__Directions__. Transcribe the material verbatim in full; the pictures do not belong in the copy.

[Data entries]

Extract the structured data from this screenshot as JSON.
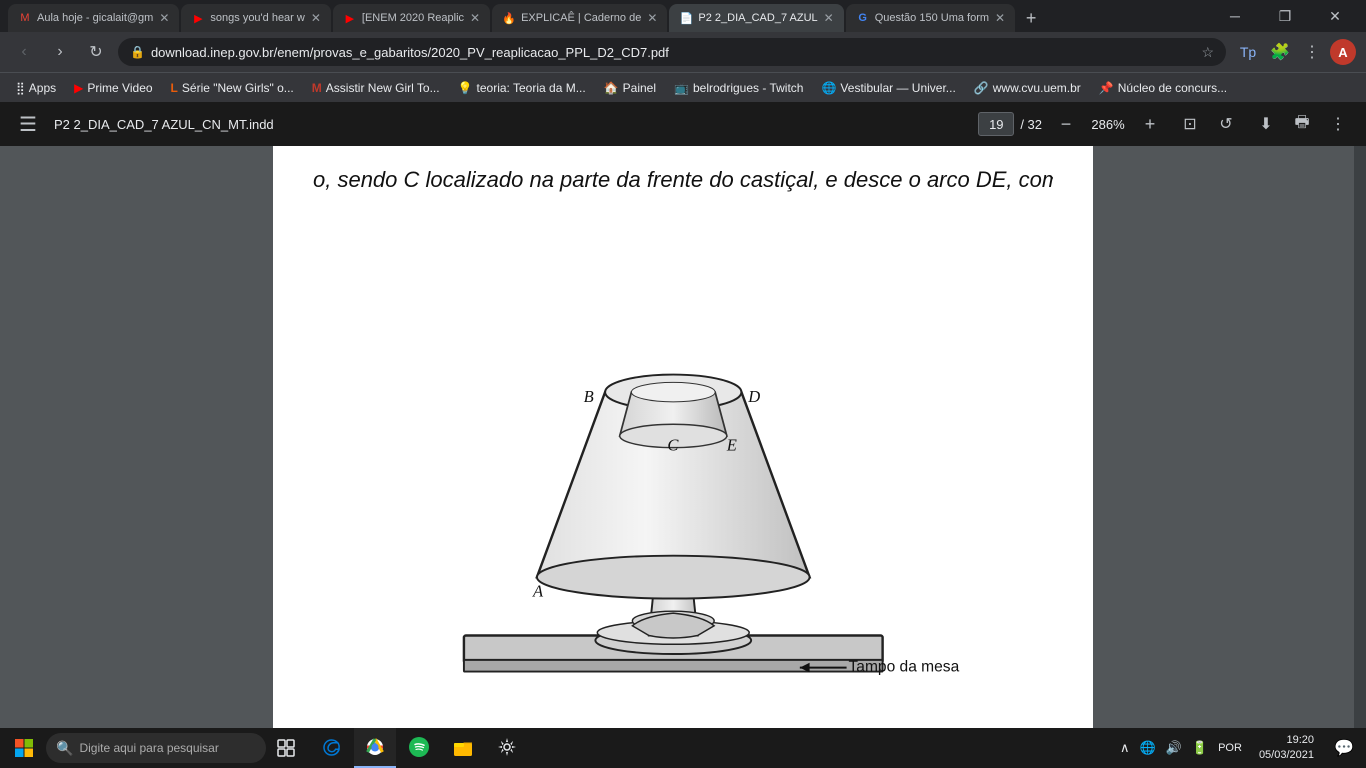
{
  "browser": {
    "tabs": [
      {
        "id": "tab1",
        "favicon": "M",
        "favicon_color": "#EA4335",
        "label": "Aula hoje - gicalait@gm",
        "active": false
      },
      {
        "id": "tab2",
        "favicon": "▶",
        "favicon_color": "#FF0000",
        "label": "songs you'd hear w",
        "active": false
      },
      {
        "id": "tab3",
        "favicon": "▶",
        "favicon_color": "#FF0000",
        "label": "[ENEM 2020 Reaplic",
        "active": false
      },
      {
        "id": "tab4",
        "favicon": "🔥",
        "favicon_color": "#FF8C00",
        "label": "EXPLICAÊ | Caderno de",
        "active": false
      },
      {
        "id": "tab5",
        "favicon": "📄",
        "favicon_color": "#1a73e8",
        "label": "P2 2_DIA_CAD_7 AZUL",
        "active": true
      },
      {
        "id": "tab6",
        "favicon": "G",
        "favicon_color": "#4285F4",
        "label": "Questão 150 Uma form",
        "active": false
      }
    ],
    "url": "download.inep.gov.br/enem/provas_e_gabaritos/2020_PV_reaplicacao_PPL_D2_CD7.pdf",
    "bookmarks": [
      {
        "favicon": "⣿",
        "label": "Apps"
      },
      {
        "favicon": "▶",
        "label": "Prime Video"
      },
      {
        "favicon": "L",
        "label": "Série \"New Girls\" o..."
      },
      {
        "favicon": "M",
        "label": "Assistir New Girl To..."
      },
      {
        "favicon": "💡",
        "label": "teoria: Teoria da M..."
      },
      {
        "favicon": "🏠",
        "label": "Painel"
      },
      {
        "favicon": "📺",
        "label": "belrodrigues - Twitch"
      },
      {
        "favicon": "🌐",
        "label": "Vestibular — Univer..."
      },
      {
        "favicon": "🔗",
        "label": "www.cvu.uem.br"
      },
      {
        "favicon": "📌",
        "label": "Núcleo de concurs..."
      }
    ]
  },
  "pdf_viewer": {
    "title": "P2 2_DIA_CAD_7 AZUL_CN_MT.indd",
    "current_page": "19",
    "total_pages": "32",
    "zoom": "286%",
    "page_label": "/ 32"
  },
  "pdf_content": {
    "partial_text": "o, sendo C localizado na parte da frente do castiçal, e desce o arco DE, como repr",
    "tampo_label": "Tampo da mesa",
    "points": {
      "A": "A",
      "B": "B",
      "C": "C",
      "D": "D",
      "E": "E"
    }
  },
  "taskbar": {
    "search_placeholder": "Digite aqui para pesquisar",
    "apps": [
      {
        "id": "windows",
        "icon": "⊞",
        "active": false
      },
      {
        "id": "edge",
        "icon": "e",
        "active": false
      },
      {
        "id": "pdf_app",
        "icon": "📄",
        "active": true
      },
      {
        "id": "spotify",
        "icon": "🎵",
        "active": false
      },
      {
        "id": "explorer",
        "icon": "📁",
        "active": false
      },
      {
        "id": "settings",
        "icon": "⚙",
        "active": false
      }
    ],
    "time": "19:20",
    "date": "05/03/2021",
    "language": "POR"
  }
}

__Result of the exercise__.
Extract the structured data from this screenshot as JSON.
{
  "browser": {
    "tabs": [
      {
        "id": "tab1",
        "favicon": "M",
        "favicon_color": "#EA4335",
        "label": "Aula hoje - gicalait@gm",
        "active": false
      },
      {
        "id": "tab2",
        "favicon": "▶",
        "favicon_color": "#FF0000",
        "label": "songs you'd hear w",
        "active": false
      },
      {
        "id": "tab3",
        "favicon": "▶",
        "favicon_color": "#FF0000",
        "label": "[ENEM 2020 Reaplic",
        "active": false
      },
      {
        "id": "tab4",
        "favicon": "🔥",
        "favicon_color": "#FF8C00",
        "label": "EXPLICAÊ | Caderno de",
        "active": false
      },
      {
        "id": "tab5",
        "favicon": "📄",
        "favicon_color": "#1a73e8",
        "label": "P2 2_DIA_CAD_7 AZUL",
        "active": true
      },
      {
        "id": "tab6",
        "favicon": "G",
        "favicon_color": "#4285F4",
        "label": "Questão 150 Uma form",
        "active": false
      }
    ],
    "url": "download.inep.gov.br/enem/provas_e_gabaritos/2020_PV_reaplicacao_PPL_D2_CD7.pdf",
    "bookmarks": [
      {
        "favicon": "⣿",
        "label": "Apps"
      },
      {
        "favicon": "▶",
        "label": "Prime Video"
      },
      {
        "favicon": "L",
        "label": "Série \"New Girls\" o..."
      },
      {
        "favicon": "M",
        "label": "Assistir New Girl To..."
      },
      {
        "favicon": "💡",
        "label": "teoria: Teoria da M..."
      },
      {
        "favicon": "🏠",
        "label": "Painel"
      },
      {
        "favicon": "📺",
        "label": "belrodrigues - Twitch"
      },
      {
        "favicon": "🌐",
        "label": "Vestibular — Univer..."
      },
      {
        "favicon": "🔗",
        "label": "www.cvu.uem.br"
      },
      {
        "favicon": "📌",
        "label": "Núcleo de concurs..."
      }
    ]
  },
  "pdf_viewer": {
    "title": "P2 2_DIA_CAD_7 AZUL_CN_MT.indd",
    "current_page": "19",
    "total_pages": "32",
    "zoom": "286%",
    "page_label": "/ 32"
  },
  "pdf_content": {
    "partial_text": "o, sendo C localizado na parte da frente do castiçal, e desce o arco DE, como repr",
    "tampo_label": "Tampo da mesa",
    "points": {
      "A": "A",
      "B": "B",
      "C": "C",
      "D": "D",
      "E": "E"
    }
  },
  "taskbar": {
    "search_placeholder": "Digite aqui para pesquisar",
    "apps": [
      {
        "id": "windows",
        "icon": "⊞",
        "active": false
      },
      {
        "id": "edge",
        "icon": "e",
        "active": false
      },
      {
        "id": "pdf_app",
        "icon": "📄",
        "active": true
      },
      {
        "id": "spotify",
        "icon": "🎵",
        "active": false
      },
      {
        "id": "explorer",
        "icon": "📁",
        "active": false
      },
      {
        "id": "settings",
        "icon": "⚙",
        "active": false
      }
    ],
    "time": "19:20",
    "date": "05/03/2021",
    "language": "POR"
  }
}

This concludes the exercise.